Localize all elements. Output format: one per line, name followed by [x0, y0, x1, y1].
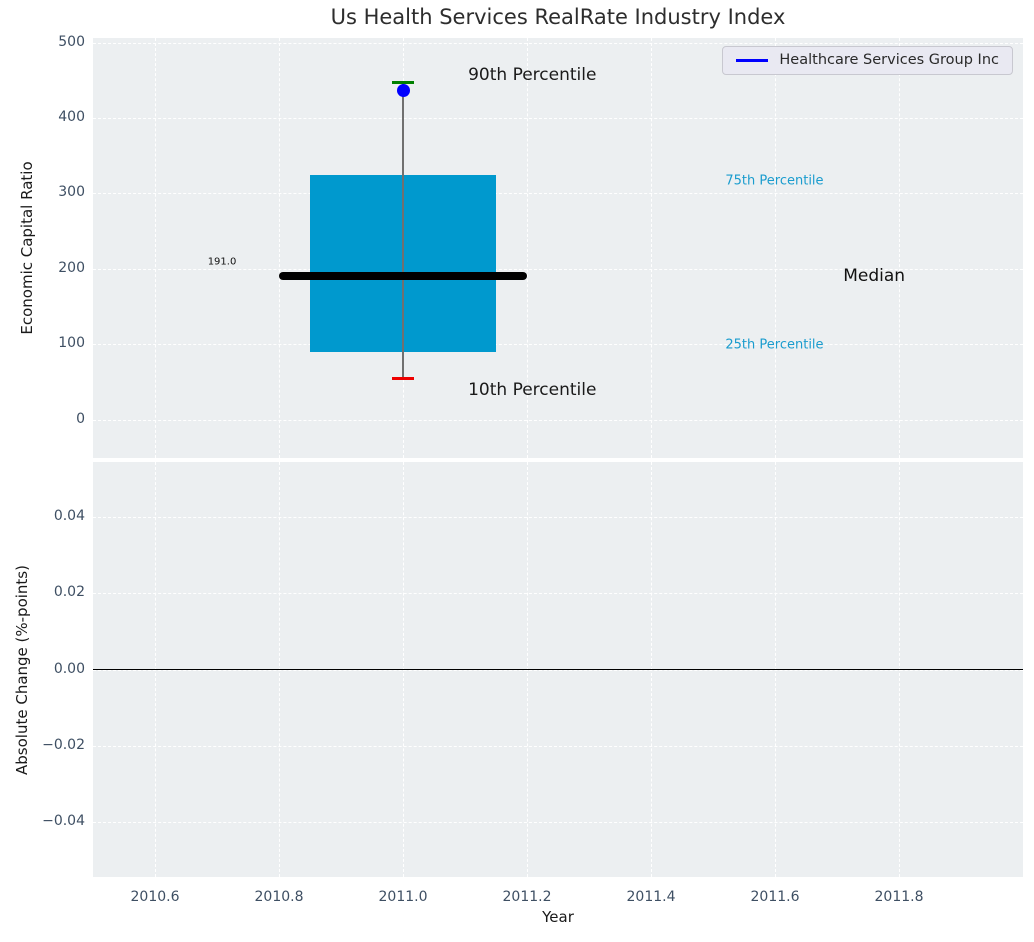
x-tick-label: 2011.2 — [502, 889, 552, 905]
axes-economic-capital-ratio: Healthcare Services Group Inc 90th Perce… — [93, 38, 1023, 458]
y-tick-label: 0 — [76, 410, 85, 427]
gridline-y — [93, 117, 1023, 119]
annotation-10th-percentile: 10th Percentile — [468, 380, 597, 401]
y-tick-label: 0.00 — [53, 660, 85, 677]
zero-line — [93, 668, 1023, 671]
gridline-y — [93, 593, 1023, 595]
company-point — [396, 83, 410, 97]
annotation-90th-percentile: 90th Percentile — [468, 64, 597, 85]
gridline-y — [93, 419, 1023, 421]
x-tick-label: 2011.4 — [626, 889, 676, 905]
y-tick-label: 0.04 — [53, 508, 85, 525]
median-line — [279, 271, 527, 280]
gridline-y — [93, 745, 1023, 747]
whisker-cap-10th — [391, 377, 415, 381]
gridline-x — [155, 38, 156, 458]
gridline-x — [651, 38, 652, 458]
gridline-y — [93, 821, 1023, 823]
gridline-y — [93, 193, 1023, 195]
y-tick-label: 200 — [58, 259, 85, 276]
legend-line-swatch — [736, 58, 769, 62]
gridline-x — [279, 38, 280, 458]
y-tick-label: 500 — [58, 33, 85, 50]
gridline-x — [899, 38, 900, 458]
y-tick-label: −0.02 — [42, 736, 85, 753]
gridline-y — [93, 268, 1023, 270]
whisker-line — [402, 82, 404, 379]
xlabel-year: Year — [542, 908, 574, 926]
whisker-cap-90th — [391, 80, 415, 85]
chart-title: Us Health Services RealRate Industry Ind… — [330, 5, 786, 29]
x-tick-label: 2011.6 — [750, 889, 800, 905]
annotation-191-0: 191.0 — [207, 256, 237, 268]
legend: Healthcare Services Group Inc — [722, 46, 1013, 75]
gridline-y — [93, 517, 1023, 519]
gridline-x — [775, 38, 776, 458]
y-tick-label: −0.04 — [42, 812, 85, 829]
x-tick-label: 2010.8 — [254, 889, 304, 905]
annotation-25th-percentile: 25th Percentile — [725, 337, 824, 353]
x-tick-label: 2011.0 — [378, 889, 428, 905]
annotation-median: Median — [843, 265, 906, 286]
y-tick-label: 400 — [58, 108, 85, 125]
axes-absolute-change — [93, 462, 1023, 877]
gridline-x — [527, 38, 528, 458]
gridline-y — [93, 42, 1023, 44]
y-tick-label: 0.02 — [53, 584, 85, 601]
y-tick-label: 300 — [58, 184, 85, 201]
legend-label: Healthcare Services Group Inc — [779, 52, 999, 68]
y-tick-label: 100 — [58, 335, 85, 352]
annotation-75th-percentile: 75th Percentile — [725, 173, 824, 189]
gridline-y — [93, 344, 1023, 346]
x-tick-label: 2011.8 — [874, 889, 924, 905]
x-tick-label: 2010.6 — [130, 889, 180, 905]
____________________
TASK BRIEF
Reproduce all of the lines above verbatim, omitting the picture.

THE OUTPUT
Localize all elements. Output format: one per line, name followed by [x0, y0, x1, y1].
x-tick-label: 2011.2 — [502, 889, 552, 905]
axes-economic-capital-ratio: Healthcare Services Group Inc 90th Perce… — [93, 38, 1023, 458]
y-tick-label: 0 — [76, 410, 85, 427]
gridline-y — [93, 117, 1023, 119]
annotation-10th-percentile: 10th Percentile — [468, 380, 597, 401]
y-tick-label: 0.00 — [53, 660, 85, 677]
zero-line — [93, 668, 1023, 671]
gridline-y — [93, 593, 1023, 595]
company-point — [396, 83, 410, 97]
annotation-90th-percentile: 90th Percentile — [468, 64, 597, 85]
gridline-y — [93, 419, 1023, 421]
x-tick-label: 2011.4 — [626, 889, 676, 905]
y-tick-label: 0.04 — [53, 508, 85, 525]
median-line — [279, 271, 527, 280]
gridline-y — [93, 745, 1023, 747]
whisker-cap-10th — [391, 377, 415, 381]
gridline-x — [155, 38, 156, 458]
gridline-x — [651, 38, 652, 458]
gridline-y — [93, 821, 1023, 823]
gridline-y — [93, 193, 1023, 195]
y-tick-label: 200 — [58, 259, 85, 276]
legend-line-swatch — [736, 58, 769, 62]
gridline-x — [279, 38, 280, 458]
y-tick-label: 500 — [58, 33, 85, 50]
gridline-x — [899, 38, 900, 458]
y-tick-label: −0.02 — [42, 736, 85, 753]
gridline-y — [93, 268, 1023, 270]
whisker-line — [402, 82, 404, 379]
xlabel-year: Year — [542, 908, 574, 926]
whisker-cap-90th — [391, 80, 415, 85]
chart-title: Us Health Services RealRate Industry Ind… — [330, 5, 786, 29]
x-tick-label: 2011.6 — [750, 889, 800, 905]
annotation-191-0: 191.0 — [207, 256, 237, 268]
legend: Healthcare Services Group Inc — [722, 46, 1013, 75]
gridline-y — [93, 517, 1023, 519]
gridline-x — [775, 38, 776, 458]
y-tick-label: −0.04 — [42, 812, 85, 829]
x-tick-label: 2010.8 — [254, 889, 304, 905]
annotation-25th-percentile: 25th Percentile — [725, 337, 824, 353]
x-tick-label: 2011.0 — [378, 889, 428, 905]
annotation-median: Median — [843, 265, 906, 286]
y-tick-label: 400 — [58, 108, 85, 125]
axes-absolute-change — [93, 462, 1023, 877]
gridline-x — [527, 38, 528, 458]
gridline-y — [93, 42, 1023, 44]
y-tick-label: 0.02 — [53, 584, 85, 601]
y-tick-label: 300 — [58, 184, 85, 201]
legend-label: Healthcare Services Group Inc — [779, 52, 999, 68]
y-tick-label: 100 — [58, 335, 85, 352]
annotation-75th-percentile: 75th Percentile — [725, 173, 824, 189]
gridline-y — [93, 344, 1023, 346]
x-tick-label: 2011.8 — [874, 889, 924, 905]
x-tick-label: 2010.6 — [130, 889, 180, 905]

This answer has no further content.